Dataset entries on figures:
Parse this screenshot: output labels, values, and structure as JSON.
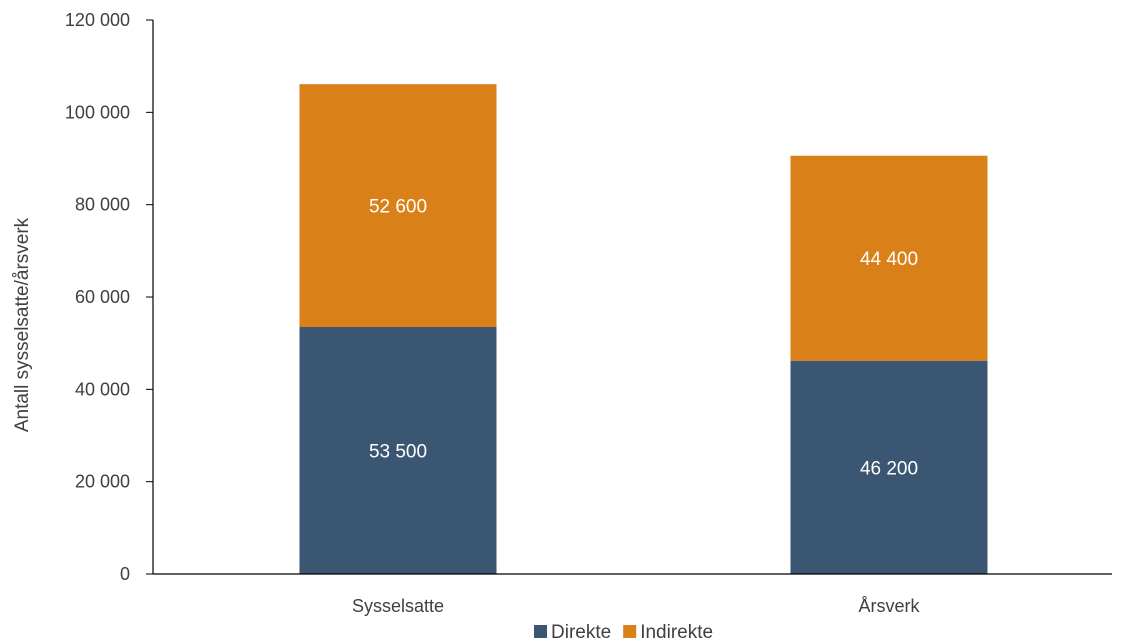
{
  "chart_data": {
    "type": "bar",
    "stacked": true,
    "categories": [
      "Sysselsatte",
      "Årsverk"
    ],
    "series": [
      {
        "name": "Direkte",
        "values": [
          53500,
          46200
        ],
        "labels": [
          "53 500",
          "46 200"
        ],
        "color": "#3b5672"
      },
      {
        "name": "Indirekte",
        "values": [
          52600,
          44400
        ],
        "labels": [
          "52 600",
          "44 400"
        ],
        "color": "#d98118"
      }
    ],
    "title": "",
    "xlabel": "",
    "ylabel": "Antall sysselsatte/årsverk",
    "ylim": [
      0,
      120000
    ],
    "yticks": [
      0,
      20000,
      40000,
      60000,
      80000,
      100000,
      120000
    ],
    "ytick_labels": [
      "0",
      "20 000",
      "40 000",
      "60 000",
      "80 000",
      "100 000",
      "120 000"
    ],
    "grid": false,
    "legend_position": "bottom-center",
    "axis_color": "#000000"
  }
}
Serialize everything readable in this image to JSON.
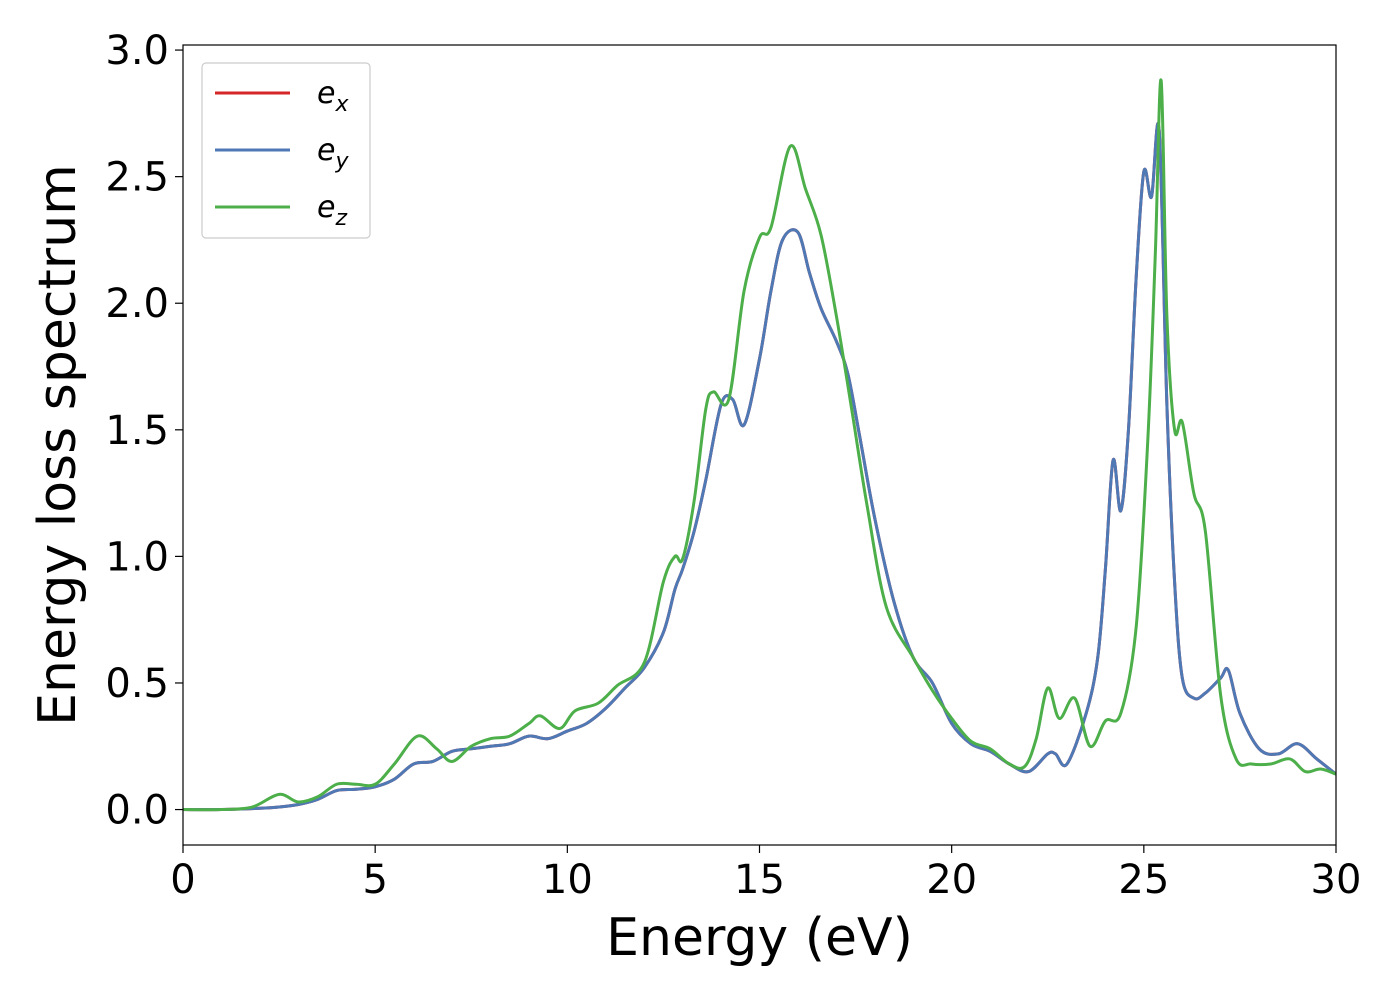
{
  "chart_data": {
    "type": "line",
    "title": "",
    "xlabel": "Energy (eV)",
    "ylabel": "Energy loss spectrum",
    "xlim": [
      0,
      30
    ],
    "ylim": [
      -0.14,
      3.02
    ],
    "xticks": [
      "0",
      "5",
      "10",
      "15",
      "20",
      "25",
      "30"
    ],
    "yticks": [
      "0.0",
      "0.5",
      "1.0",
      "1.5",
      "2.0",
      "2.5",
      "3.0"
    ],
    "grid": false,
    "legend_position": "top-left",
    "series": [
      {
        "name": "e_x",
        "label_base": "e",
        "label_sub": "x",
        "color": "#d62728",
        "x": [
          0,
          1,
          2,
          2.5,
          3,
          3.5,
          4,
          4.5,
          5,
          5.5,
          6,
          6.5,
          7,
          7.5,
          8,
          8.5,
          9,
          9.5,
          10,
          10.5,
          11,
          11.5,
          12,
          12.5,
          12.8,
          13,
          13.3,
          13.6,
          14,
          14.3,
          14.6,
          15,
          15.3,
          15.6,
          16,
          16.3,
          16.6,
          17,
          17.3,
          17.6,
          18,
          18.5,
          19,
          19.5,
          20,
          20.5,
          21,
          21.5,
          22,
          22.5,
          22.7,
          23,
          23.5,
          23.8,
          24,
          24.2,
          24.4,
          24.6,
          24.8,
          25,
          25.2,
          25.4,
          25.6,
          25.8,
          26,
          26.3,
          26.6,
          27,
          27.2,
          27.5,
          28,
          28.5,
          29,
          29.5,
          30
        ],
        "values": [
          0,
          0,
          0.005,
          0.01,
          0.02,
          0.04,
          0.075,
          0.08,
          0.09,
          0.12,
          0.18,
          0.19,
          0.23,
          0.24,
          0.25,
          0.26,
          0.29,
          0.28,
          0.31,
          0.34,
          0.4,
          0.48,
          0.56,
          0.7,
          0.87,
          0.95,
          1.1,
          1.3,
          1.6,
          1.62,
          1.52,
          1.78,
          2.05,
          2.25,
          2.28,
          2.12,
          1.98,
          1.85,
          1.72,
          1.48,
          1.15,
          0.82,
          0.6,
          0.5,
          0.34,
          0.26,
          0.23,
          0.18,
          0.15,
          0.22,
          0.22,
          0.18,
          0.38,
          0.6,
          0.95,
          1.38,
          1.18,
          1.5,
          2.1,
          2.52,
          2.42,
          2.68,
          1.6,
          0.9,
          0.52,
          0.44,
          0.46,
          0.52,
          0.55,
          0.38,
          0.24,
          0.22,
          0.26,
          0.2,
          0.14
        ]
      },
      {
        "name": "e_y",
        "label_base": "e",
        "label_sub": "y",
        "color": "#4e79b5",
        "x": [
          0,
          1,
          2,
          2.5,
          3,
          3.5,
          4,
          4.5,
          5,
          5.5,
          6,
          6.5,
          7,
          7.5,
          8,
          8.5,
          9,
          9.5,
          10,
          10.5,
          11,
          11.5,
          12,
          12.5,
          12.8,
          13,
          13.3,
          13.6,
          14,
          14.3,
          14.6,
          15,
          15.3,
          15.6,
          16,
          16.3,
          16.6,
          17,
          17.3,
          17.6,
          18,
          18.5,
          19,
          19.5,
          20,
          20.5,
          21,
          21.5,
          22,
          22.5,
          22.7,
          23,
          23.5,
          23.8,
          24,
          24.2,
          24.4,
          24.6,
          24.8,
          25,
          25.2,
          25.4,
          25.6,
          25.8,
          26,
          26.3,
          26.6,
          27,
          27.2,
          27.5,
          28,
          28.5,
          29,
          29.5,
          30
        ],
        "values": [
          0,
          0,
          0.005,
          0.01,
          0.02,
          0.04,
          0.075,
          0.08,
          0.09,
          0.12,
          0.18,
          0.19,
          0.23,
          0.24,
          0.25,
          0.26,
          0.29,
          0.28,
          0.31,
          0.34,
          0.4,
          0.48,
          0.56,
          0.7,
          0.87,
          0.95,
          1.1,
          1.3,
          1.6,
          1.62,
          1.52,
          1.78,
          2.05,
          2.25,
          2.28,
          2.12,
          1.98,
          1.85,
          1.72,
          1.48,
          1.15,
          0.82,
          0.6,
          0.5,
          0.34,
          0.26,
          0.23,
          0.18,
          0.15,
          0.22,
          0.22,
          0.18,
          0.38,
          0.6,
          0.95,
          1.38,
          1.18,
          1.5,
          2.1,
          2.52,
          2.42,
          2.68,
          1.6,
          0.9,
          0.52,
          0.44,
          0.46,
          0.52,
          0.55,
          0.38,
          0.24,
          0.22,
          0.26,
          0.2,
          0.14
        ]
      },
      {
        "name": "e_z",
        "label_base": "e",
        "label_sub": "z",
        "color": "#4daf4a",
        "x": [
          0,
          1,
          1.8,
          2.5,
          3,
          3.5,
          4,
          4.5,
          5,
          5.5,
          6.1,
          6.6,
          7,
          7.5,
          8,
          8.5,
          9,
          9.3,
          9.8,
          10.2,
          10.8,
          11.3,
          12,
          12.5,
          12.8,
          13,
          13.3,
          13.6,
          13.8,
          14.2,
          14.6,
          15,
          15.3,
          15.8,
          16.2,
          16.6,
          17,
          17.4,
          17.8,
          18.3,
          19,
          19.5,
          20,
          20.5,
          21,
          21.5,
          21.9,
          22.2,
          22.5,
          22.8,
          23.2,
          23.6,
          24,
          24.4,
          24.8,
          25.1,
          25.3,
          25.45,
          25.6,
          25.8,
          26,
          26.3,
          26.6,
          27,
          27.4,
          27.8,
          28.3,
          28.8,
          29.2,
          29.6,
          30
        ],
        "values": [
          0,
          0,
          0.01,
          0.06,
          0.03,
          0.05,
          0.1,
          0.1,
          0.1,
          0.18,
          0.29,
          0.24,
          0.19,
          0.25,
          0.28,
          0.29,
          0.34,
          0.37,
          0.32,
          0.39,
          0.42,
          0.49,
          0.58,
          0.9,
          1.0,
          0.99,
          1.22,
          1.58,
          1.65,
          1.62,
          2.05,
          2.26,
          2.3,
          2.62,
          2.45,
          2.27,
          1.95,
          1.58,
          1.2,
          0.8,
          0.6,
          0.47,
          0.36,
          0.27,
          0.24,
          0.18,
          0.17,
          0.28,
          0.48,
          0.36,
          0.44,
          0.25,
          0.35,
          0.38,
          0.72,
          1.45,
          2.2,
          2.88,
          1.95,
          1.5,
          1.53,
          1.25,
          1.1,
          0.45,
          0.2,
          0.18,
          0.18,
          0.2,
          0.15,
          0.16,
          0.14
        ]
      }
    ]
  }
}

INSTRUCTIONS FOR THE TASK:
Quote the data above in full, leaving out the pictures it holds.

TASK ANSWER:
Parse this screenshot: output labels, values, and structure as JSON.
{
  "chart_data": {
    "type": "bar",
    "stacked": true,
    "categories": [
      "Sysselsatte",
      "Årsverk"
    ],
    "series": [
      {
        "name": "Direkte",
        "values": [
          53500,
          46200
        ],
        "labels": [
          "53 500",
          "46 200"
        ],
        "color": "#3b5672"
      },
      {
        "name": "Indirekte",
        "values": [
          52600,
          44400
        ],
        "labels": [
          "52 600",
          "44 400"
        ],
        "color": "#d98118"
      }
    ],
    "title": "",
    "xlabel": "",
    "ylabel": "Antall sysselsatte/årsverk",
    "ylim": [
      0,
      120000
    ],
    "yticks": [
      0,
      20000,
      40000,
      60000,
      80000,
      100000,
      120000
    ],
    "ytick_labels": [
      "0",
      "20 000",
      "40 000",
      "60 000",
      "80 000",
      "100 000",
      "120 000"
    ],
    "grid": false,
    "legend_position": "bottom-center",
    "axis_color": "#000000"
  }
}
Serialize everything readable in this image to JSON.
{
  "chart_data": {
    "type": "line",
    "title": "",
    "xlabel": "Energy (eV)",
    "ylabel": "Energy loss spectrum",
    "xlim": [
      0,
      30
    ],
    "ylim": [
      -0.14,
      3.02
    ],
    "xticks": [
      "0",
      "5",
      "10",
      "15",
      "20",
      "25",
      "30"
    ],
    "yticks": [
      "0.0",
      "0.5",
      "1.0",
      "1.5",
      "2.0",
      "2.5",
      "3.0"
    ],
    "grid": false,
    "legend_position": "top-left",
    "series": [
      {
        "name": "e_x",
        "label_base": "e",
        "label_sub": "x",
        "color": "#d62728",
        "x": [
          0,
          1,
          2,
          2.5,
          3,
          3.5,
          4,
          4.5,
          5,
          5.5,
          6,
          6.5,
          7,
          7.5,
          8,
          8.5,
          9,
          9.5,
          10,
          10.5,
          11,
          11.5,
          12,
          12.5,
          12.8,
          13,
          13.3,
          13.6,
          14,
          14.3,
          14.6,
          15,
          15.3,
          15.6,
          16,
          16.3,
          16.6,
          17,
          17.3,
          17.6,
          18,
          18.5,
          19,
          19.5,
          20,
          20.5,
          21,
          21.5,
          22,
          22.5,
          22.7,
          23,
          23.5,
          23.8,
          24,
          24.2,
          24.4,
          24.6,
          24.8,
          25,
          25.2,
          25.4,
          25.6,
          25.8,
          26,
          26.3,
          26.6,
          27,
          27.2,
          27.5,
          28,
          28.5,
          29,
          29.5,
          30
        ],
        "values": [
          0,
          0,
          0.005,
          0.01,
          0.02,
          0.04,
          0.075,
          0.08,
          0.09,
          0.12,
          0.18,
          0.19,
          0.23,
          0.24,
          0.25,
          0.26,
          0.29,
          0.28,
          0.31,
          0.34,
          0.4,
          0.48,
          0.56,
          0.7,
          0.87,
          0.95,
          1.1,
          1.3,
          1.6,
          1.62,
          1.52,
          1.78,
          2.05,
          2.25,
          2.28,
          2.12,
          1.98,
          1.85,
          1.72,
          1.48,
          1.15,
          0.82,
          0.6,
          0.5,
          0.34,
          0.26,
          0.23,
          0.18,
          0.15,
          0.22,
          0.22,
          0.18,
          0.38,
          0.6,
          0.95,
          1.38,
          1.18,
          1.5,
          2.1,
          2.52,
          2.42,
          2.68,
          1.6,
          0.9,
          0.52,
          0.44,
          0.46,
          0.52,
          0.55,
          0.38,
          0.24,
          0.22,
          0.26,
          0.2,
          0.14
        ]
      },
      {
        "name": "e_y",
        "label_base": "e",
        "label_sub": "y",
        "color": "#4e79b5",
        "x": [
          0,
          1,
          2,
          2.5,
          3,
          3.5,
          4,
          4.5,
          5,
          5.5,
          6,
          6.5,
          7,
          7.5,
          8,
          8.5,
          9,
          9.5,
          10,
          10.5,
          11,
          11.5,
          12,
          12.5,
          12.8,
          13,
          13.3,
          13.6,
          14,
          14.3,
          14.6,
          15,
          15.3,
          15.6,
          16,
          16.3,
          16.6,
          17,
          17.3,
          17.6,
          18,
          18.5,
          19,
          19.5,
          20,
          20.5,
          21,
          21.5,
          22,
          22.5,
          22.7,
          23,
          23.5,
          23.8,
          24,
          24.2,
          24.4,
          24.6,
          24.8,
          25,
          25.2,
          25.4,
          25.6,
          25.8,
          26,
          26.3,
          26.6,
          27,
          27.2,
          27.5,
          28,
          28.5,
          29,
          29.5,
          30
        ],
        "values": [
          0,
          0,
          0.005,
          0.01,
          0.02,
          0.04,
          0.075,
          0.08,
          0.09,
          0.12,
          0.18,
          0.19,
          0.23,
          0.24,
          0.25,
          0.26,
          0.29,
          0.28,
          0.31,
          0.34,
          0.4,
          0.48,
          0.56,
          0.7,
          0.87,
          0.95,
          1.1,
          1.3,
          1.6,
          1.62,
          1.52,
          1.78,
          2.05,
          2.25,
          2.28,
          2.12,
          1.98,
          1.85,
          1.72,
          1.48,
          1.15,
          0.82,
          0.6,
          0.5,
          0.34,
          0.26,
          0.23,
          0.18,
          0.15,
          0.22,
          0.22,
          0.18,
          0.38,
          0.6,
          0.95,
          1.38,
          1.18,
          1.5,
          2.1,
          2.52,
          2.42,
          2.68,
          1.6,
          0.9,
          0.52,
          0.44,
          0.46,
          0.52,
          0.55,
          0.38,
          0.24,
          0.22,
          0.26,
          0.2,
          0.14
        ]
      },
      {
        "name": "e_z",
        "label_base": "e",
        "label_sub": "z",
        "color": "#4daf4a",
        "x": [
          0,
          1,
          1.8,
          2.5,
          3,
          3.5,
          4,
          4.5,
          5,
          5.5,
          6.1,
          6.6,
          7,
          7.5,
          8,
          8.5,
          9,
          9.3,
          9.8,
          10.2,
          10.8,
          11.3,
          12,
          12.5,
          12.8,
          13,
          13.3,
          13.6,
          13.8,
          14.2,
          14.6,
          15,
          15.3,
          15.8,
          16.2,
          16.6,
          17,
          17.4,
          17.8,
          18.3,
          19,
          19.5,
          20,
          20.5,
          21,
          21.5,
          21.9,
          22.2,
          22.5,
          22.8,
          23.2,
          23.6,
          24,
          24.4,
          24.8,
          25.1,
          25.3,
          25.45,
          25.6,
          25.8,
          26,
          26.3,
          26.6,
          27,
          27.4,
          27.8,
          28.3,
          28.8,
          29.2,
          29.6,
          30
        ],
        "values": [
          0,
          0,
          0.01,
          0.06,
          0.03,
          0.05,
          0.1,
          0.1,
          0.1,
          0.18,
          0.29,
          0.24,
          0.19,
          0.25,
          0.28,
          0.29,
          0.34,
          0.37,
          0.32,
          0.39,
          0.42,
          0.49,
          0.58,
          0.9,
          1.0,
          0.99,
          1.22,
          1.58,
          1.65,
          1.62,
          2.05,
          2.26,
          2.3,
          2.62,
          2.45,
          2.27,
          1.95,
          1.58,
          1.2,
          0.8,
          0.6,
          0.47,
          0.36,
          0.27,
          0.24,
          0.18,
          0.17,
          0.28,
          0.48,
          0.36,
          0.44,
          0.25,
          0.35,
          0.38,
          0.72,
          1.45,
          2.2,
          2.88,
          1.95,
          1.5,
          1.53,
          1.25,
          1.1,
          0.45,
          0.2,
          0.18,
          0.18,
          0.2,
          0.15,
          0.16,
          0.14
        ]
      }
    ]
  }
}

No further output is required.